| Required work |
Reproduce all entries precisely, down to the last character.

::: Material supplied

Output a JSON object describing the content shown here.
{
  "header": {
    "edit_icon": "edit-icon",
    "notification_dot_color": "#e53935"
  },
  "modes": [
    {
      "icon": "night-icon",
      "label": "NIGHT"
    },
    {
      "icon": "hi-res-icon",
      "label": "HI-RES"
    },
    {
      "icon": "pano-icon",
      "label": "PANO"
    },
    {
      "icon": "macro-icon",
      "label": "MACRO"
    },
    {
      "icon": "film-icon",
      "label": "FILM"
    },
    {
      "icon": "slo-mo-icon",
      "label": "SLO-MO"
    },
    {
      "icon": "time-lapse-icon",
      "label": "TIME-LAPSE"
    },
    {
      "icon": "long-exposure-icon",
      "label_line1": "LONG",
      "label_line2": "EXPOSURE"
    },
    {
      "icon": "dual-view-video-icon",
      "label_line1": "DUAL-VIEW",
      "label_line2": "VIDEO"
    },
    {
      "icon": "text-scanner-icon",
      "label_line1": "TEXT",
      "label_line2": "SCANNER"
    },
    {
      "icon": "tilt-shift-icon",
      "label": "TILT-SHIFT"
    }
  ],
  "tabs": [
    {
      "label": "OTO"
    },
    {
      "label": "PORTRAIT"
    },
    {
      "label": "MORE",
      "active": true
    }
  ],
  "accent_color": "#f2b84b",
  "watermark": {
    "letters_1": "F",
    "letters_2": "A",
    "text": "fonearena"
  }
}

::::::

| Worked answer |
Output a JSON object describing the content shown here.
{
  "header": {
    "edit_icon": "edit-icon",
    "notification_dot_color": "#e53935"
  },
  "modes": [
    {
      "icon": "night-icon",
      "label": "NIGHT"
    },
    {
      "icon": "hi-res-icon",
      "label": "HI-RES"
    },
    {
      "icon": "pano-icon",
      "label": "PANO"
    },
    {
      "icon": "macro-icon",
      "label": "MACRO"
    },
    {
      "icon": "film-icon",
      "label": "FILM"
    },
    {
      "icon": "slo-mo-icon",
      "label": "SLO-MO"
    },
    {
      "icon": "time-lapse-icon",
      "label": "TIME-LAPSE"
    },
    {
      "icon": "long-exposure-icon",
      "label_line1": "LONG",
      "label_line2": "EXPOSURE"
    },
    {
      "icon": "dual-view-video-icon",
      "label_line1": "DUAL-VIEW",
      "label_line2": "VIDEO"
    },
    {
      "icon": "text-scanner-icon",
      "label_line1": "TEXT",
      "label_line2": "SCANNER"
    },
    {
      "icon": "tilt-shift-icon",
      "label": "TILT-SHIFT"
    }
  ],
  "tabs": [
    {
      "label": "OTO"
    },
    {
      "label": "PORTRAIT"
    },
    {
      "label": "MORE",
      "active": true
    }
  ],
  "accent_color": "#f2b84b",
  "watermark": {
    "letters_1": "F",
    "letters_2": "A",
    "text": "fonearena"
  }
}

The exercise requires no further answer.